# [Work instructions]
Reproduce the material in full, unchanged.

# [The data]
[START]

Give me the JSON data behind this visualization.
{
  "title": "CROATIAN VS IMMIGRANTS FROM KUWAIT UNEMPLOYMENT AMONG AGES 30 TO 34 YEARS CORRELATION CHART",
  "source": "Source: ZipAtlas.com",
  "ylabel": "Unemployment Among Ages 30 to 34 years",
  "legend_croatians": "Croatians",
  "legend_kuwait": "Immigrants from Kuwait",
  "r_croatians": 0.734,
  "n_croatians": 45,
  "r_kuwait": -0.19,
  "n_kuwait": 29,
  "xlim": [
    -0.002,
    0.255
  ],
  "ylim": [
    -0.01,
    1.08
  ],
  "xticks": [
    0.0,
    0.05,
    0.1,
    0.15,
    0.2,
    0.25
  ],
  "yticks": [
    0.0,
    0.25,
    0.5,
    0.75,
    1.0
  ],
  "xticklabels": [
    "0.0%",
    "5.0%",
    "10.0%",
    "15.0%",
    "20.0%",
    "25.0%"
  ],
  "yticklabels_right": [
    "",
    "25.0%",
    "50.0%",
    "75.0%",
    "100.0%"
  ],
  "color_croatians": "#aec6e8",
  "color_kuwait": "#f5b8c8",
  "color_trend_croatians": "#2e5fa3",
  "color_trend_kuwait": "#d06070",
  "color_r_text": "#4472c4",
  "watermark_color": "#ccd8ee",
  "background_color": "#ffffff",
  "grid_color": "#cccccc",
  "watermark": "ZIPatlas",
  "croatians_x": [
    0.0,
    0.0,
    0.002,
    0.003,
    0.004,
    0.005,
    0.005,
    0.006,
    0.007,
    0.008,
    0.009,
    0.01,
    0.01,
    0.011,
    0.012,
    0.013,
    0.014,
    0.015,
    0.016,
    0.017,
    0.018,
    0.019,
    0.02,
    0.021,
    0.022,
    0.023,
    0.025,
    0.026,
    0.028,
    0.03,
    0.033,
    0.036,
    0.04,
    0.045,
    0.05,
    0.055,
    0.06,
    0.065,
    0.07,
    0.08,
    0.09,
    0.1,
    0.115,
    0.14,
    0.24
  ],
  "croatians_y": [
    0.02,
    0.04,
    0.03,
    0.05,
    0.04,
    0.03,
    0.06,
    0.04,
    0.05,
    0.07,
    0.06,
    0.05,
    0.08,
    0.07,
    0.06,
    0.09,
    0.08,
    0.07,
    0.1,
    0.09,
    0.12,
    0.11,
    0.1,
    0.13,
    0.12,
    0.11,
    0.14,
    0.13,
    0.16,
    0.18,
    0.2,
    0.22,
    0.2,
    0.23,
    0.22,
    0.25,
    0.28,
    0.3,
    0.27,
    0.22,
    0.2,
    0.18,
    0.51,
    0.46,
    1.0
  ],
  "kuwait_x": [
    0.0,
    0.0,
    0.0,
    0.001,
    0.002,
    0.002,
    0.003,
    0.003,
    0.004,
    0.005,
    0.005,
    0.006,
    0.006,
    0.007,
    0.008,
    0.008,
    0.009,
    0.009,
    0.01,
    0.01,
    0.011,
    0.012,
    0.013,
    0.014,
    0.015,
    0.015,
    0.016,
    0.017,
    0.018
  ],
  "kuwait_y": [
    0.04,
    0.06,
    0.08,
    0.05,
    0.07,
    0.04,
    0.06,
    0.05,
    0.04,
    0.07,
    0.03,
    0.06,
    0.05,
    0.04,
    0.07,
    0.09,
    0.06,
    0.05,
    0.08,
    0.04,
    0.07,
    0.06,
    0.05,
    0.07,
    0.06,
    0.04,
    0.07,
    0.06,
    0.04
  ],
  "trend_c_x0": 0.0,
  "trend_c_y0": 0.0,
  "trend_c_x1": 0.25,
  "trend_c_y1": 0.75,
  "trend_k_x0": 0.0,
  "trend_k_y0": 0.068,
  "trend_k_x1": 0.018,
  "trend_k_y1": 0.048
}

[END]

# [Response to the exercise]
Give me the JSON data behind this visualization.
{
  "title": "CROATIAN VS IMMIGRANTS FROM KUWAIT UNEMPLOYMENT AMONG AGES 30 TO 34 YEARS CORRELATION CHART",
  "source": "Source: ZipAtlas.com",
  "ylabel": "Unemployment Among Ages 30 to 34 years",
  "legend_croatians": "Croatians",
  "legend_kuwait": "Immigrants from Kuwait",
  "r_croatians": 0.734,
  "n_croatians": 45,
  "r_kuwait": -0.19,
  "n_kuwait": 29,
  "xlim": [
    -0.002,
    0.255
  ],
  "ylim": [
    -0.01,
    1.08
  ],
  "xticks": [
    0.0,
    0.05,
    0.1,
    0.15,
    0.2,
    0.25
  ],
  "yticks": [
    0.0,
    0.25,
    0.5,
    0.75,
    1.0
  ],
  "xticklabels": [
    "0.0%",
    "5.0%",
    "10.0%",
    "15.0%",
    "20.0%",
    "25.0%"
  ],
  "yticklabels_right": [
    "",
    "25.0%",
    "50.0%",
    "75.0%",
    "100.0%"
  ],
  "color_croatians": "#aec6e8",
  "color_kuwait": "#f5b8c8",
  "color_trend_croatians": "#2e5fa3",
  "color_trend_kuwait": "#d06070",
  "color_r_text": "#4472c4",
  "watermark_color": "#ccd8ee",
  "background_color": "#ffffff",
  "grid_color": "#cccccc",
  "watermark": "ZIPatlas",
  "croatians_x": [
    0.0,
    0.0,
    0.002,
    0.003,
    0.004,
    0.005,
    0.005,
    0.006,
    0.007,
    0.008,
    0.009,
    0.01,
    0.01,
    0.011,
    0.012,
    0.013,
    0.014,
    0.015,
    0.016,
    0.017,
    0.018,
    0.019,
    0.02,
    0.021,
    0.022,
    0.023,
    0.025,
    0.026,
    0.028,
    0.03,
    0.033,
    0.036,
    0.04,
    0.045,
    0.05,
    0.055,
    0.06,
    0.065,
    0.07,
    0.08,
    0.09,
    0.1,
    0.115,
    0.14,
    0.24
  ],
  "croatians_y": [
    0.02,
    0.04,
    0.03,
    0.05,
    0.04,
    0.03,
    0.06,
    0.04,
    0.05,
    0.07,
    0.06,
    0.05,
    0.08,
    0.07,
    0.06,
    0.09,
    0.08,
    0.07,
    0.1,
    0.09,
    0.12,
    0.11,
    0.1,
    0.13,
    0.12,
    0.11,
    0.14,
    0.13,
    0.16,
    0.18,
    0.2,
    0.22,
    0.2,
    0.23,
    0.22,
    0.25,
    0.28,
    0.3,
    0.27,
    0.22,
    0.2,
    0.18,
    0.51,
    0.46,
    1.0
  ],
  "kuwait_x": [
    0.0,
    0.0,
    0.0,
    0.001,
    0.002,
    0.002,
    0.003,
    0.003,
    0.004,
    0.005,
    0.005,
    0.006,
    0.006,
    0.007,
    0.008,
    0.008,
    0.009,
    0.009,
    0.01,
    0.01,
    0.011,
    0.012,
    0.013,
    0.014,
    0.015,
    0.015,
    0.016,
    0.017,
    0.018
  ],
  "kuwait_y": [
    0.04,
    0.06,
    0.08,
    0.05,
    0.07,
    0.04,
    0.06,
    0.05,
    0.04,
    0.07,
    0.03,
    0.06,
    0.05,
    0.04,
    0.07,
    0.09,
    0.06,
    0.05,
    0.08,
    0.04,
    0.07,
    0.06,
    0.05,
    0.07,
    0.06,
    0.04,
    0.07,
    0.06,
    0.04
  ],
  "trend_c_x0": 0.0,
  "trend_c_y0": 0.0,
  "trend_c_x1": 0.25,
  "trend_c_y1": 0.75,
  "trend_k_x0": 0.0,
  "trend_k_y0": 0.068,
  "trend_k_x1": 0.018,
  "trend_k_y1": 0.048
}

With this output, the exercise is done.